**Work required:**
In this exercise, return the whole listing exactly, excluding any images.

....................

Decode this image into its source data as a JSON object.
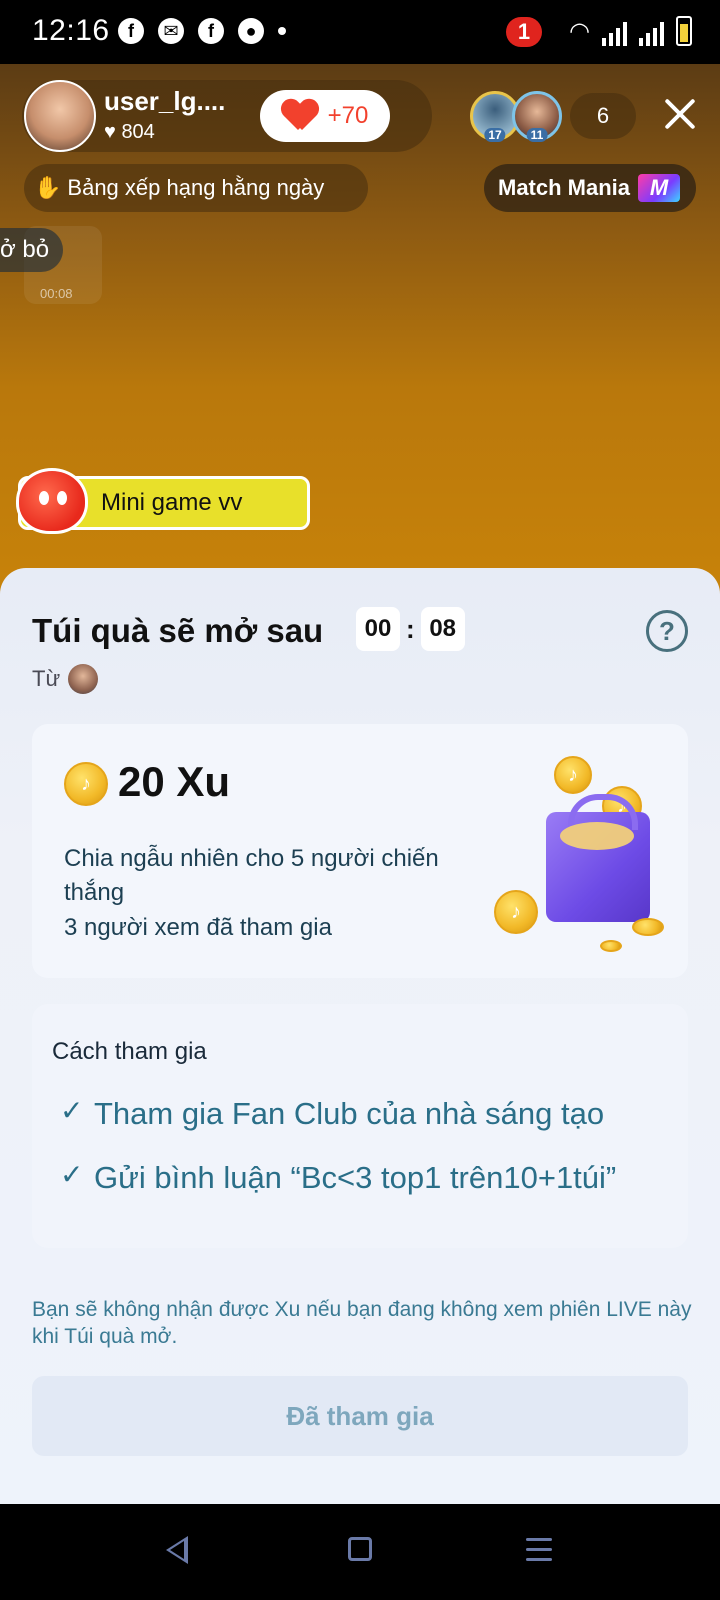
{
  "status_bar": {
    "time": "12:16",
    "notification_count": "1",
    "app_icons": [
      "facebook-icon",
      "messenger-icon",
      "facebook-icon",
      "chat-bubble-icon"
    ]
  },
  "live": {
    "host_name": "user_lg....",
    "host_likes": "804",
    "follow_label": "+70",
    "viewers": [
      {
        "badge": "17"
      },
      {
        "badge": "11"
      }
    ],
    "viewer_count": "6",
    "daily_ranking": "Bảng xếp hạng hằng ngày",
    "match_label": "Match Mania",
    "match_logo": "M",
    "side_comment": "ở bỏ",
    "side_bag_label": "00:08",
    "minigame_label": "Mini game vv"
  },
  "sheet": {
    "title": "Túi quà sẽ mở sau",
    "timer_minutes": "00",
    "timer_colon": ":",
    "timer_seconds": "08",
    "help": "?",
    "from_label": "Từ",
    "prize_amount": "20 Xu",
    "prize_desc": "Chia ngẫu nhiên cho 5 người chiến thắng",
    "prize_joined": "3 người xem đã tham gia",
    "how_title": "Cách tham gia",
    "requirements": [
      "Tham gia Fan Club của nhà sáng tạo",
      "Gửi bình luận “Bc<3 top1 trên10+1túi”"
    ],
    "check_mark": "✓",
    "note": "Bạn sẽ không nhận được Xu nếu bạn đang không xem phiên LIVE này khi Túi quà mở.",
    "joined_button": "Đã tham gia"
  },
  "colors": {
    "live_bg": "#c8830a",
    "accent_teal": "#2a6e88",
    "heart_red": "#f2412d",
    "minigame_yellow": "#e8e02a"
  }
}
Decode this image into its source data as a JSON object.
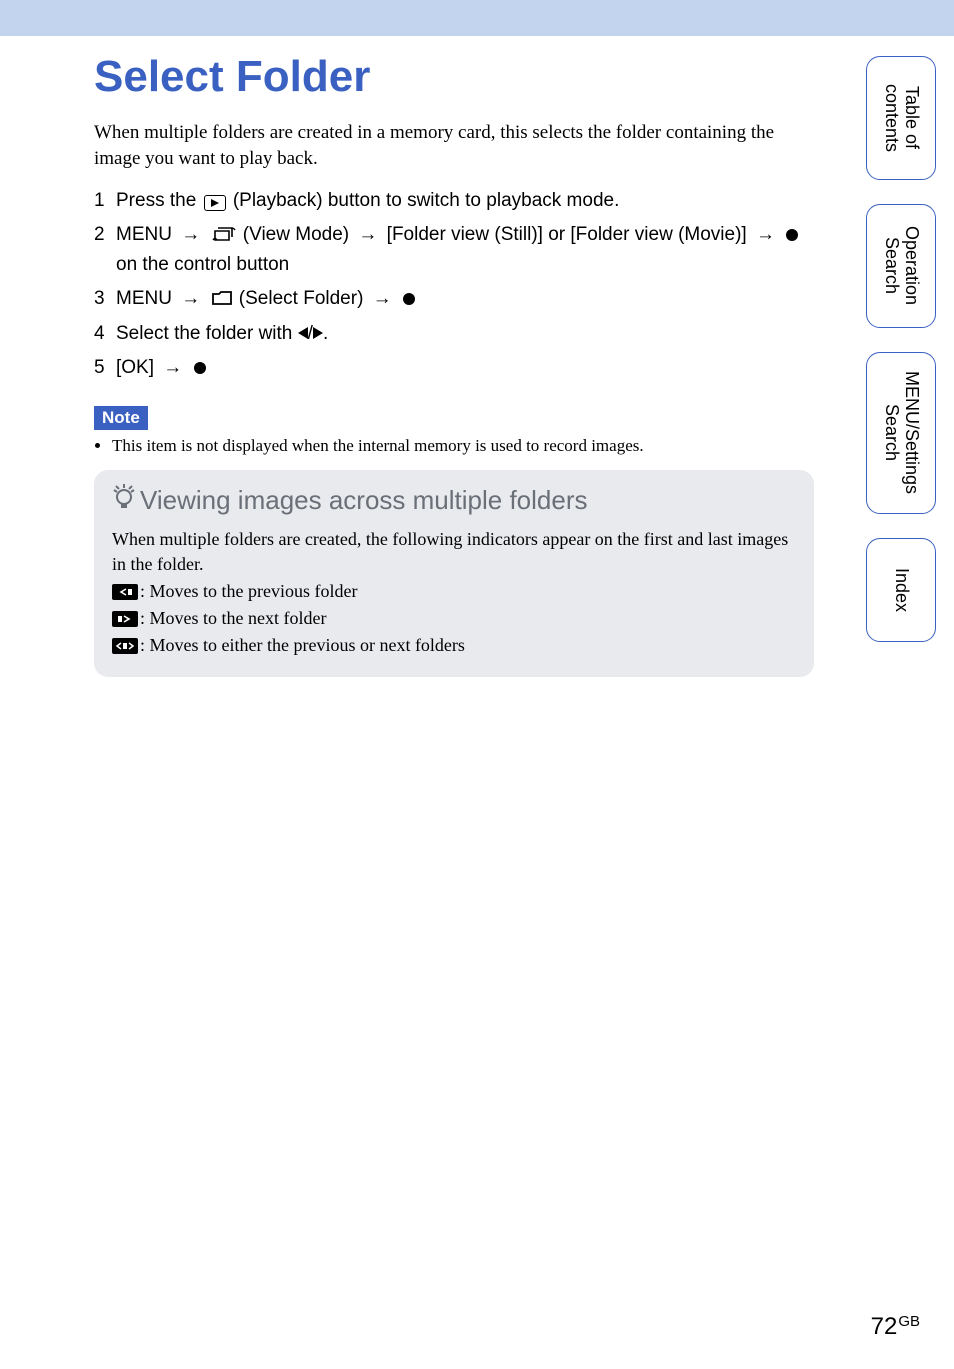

....................

**Expected answer:**
Decode this image into its source data as a JSON object.
{
  "status_bar": {
    "time": "12:16",
    "notification_count": "1",
    "app_icons": [
      "facebook-icon",
      "messenger-icon",
      "facebook-icon",
      "chat-bubble-icon"
    ]
  },
  "live": {
    "host_name": "user_lg....",
    "host_likes": "804",
    "follow_label": "+70",
    "viewers": [
      {
        "badge": "17"
      },
      {
        "badge": "11"
      }
    ],
    "viewer_count": "6",
    "daily_ranking": "Bảng xếp hạng hằng ngày",
    "match_label": "Match Mania",
    "match_logo": "M",
    "side_comment": "ở bỏ",
    "side_bag_label": "00:08",
    "minigame_label": "Mini game vv"
  },
  "sheet": {
    "title": "Túi quà sẽ mở sau",
    "timer_minutes": "00",
    "timer_colon": ":",
    "timer_seconds": "08",
    "help": "?",
    "from_label": "Từ",
    "prize_amount": "20 Xu",
    "prize_desc": "Chia ngẫu nhiên cho 5 người chiến thắng",
    "prize_joined": "3 người xem đã tham gia",
    "how_title": "Cách tham gia",
    "requirements": [
      "Tham gia Fan Club của nhà sáng tạo",
      "Gửi bình luận “Bc<3 top1 trên10+1túi”"
    ],
    "check_mark": "✓",
    "note": "Bạn sẽ không nhận được Xu nếu bạn đang không xem phiên LIVE này khi Túi quà mở.",
    "joined_button": "Đã tham gia"
  },
  "colors": {
    "live_bg": "#c8830a",
    "accent_teal": "#2a6e88",
    "heart_red": "#f2412d",
    "minigame_yellow": "#e8e02a"
  }
}
Decode this image into its source data as a JSON object.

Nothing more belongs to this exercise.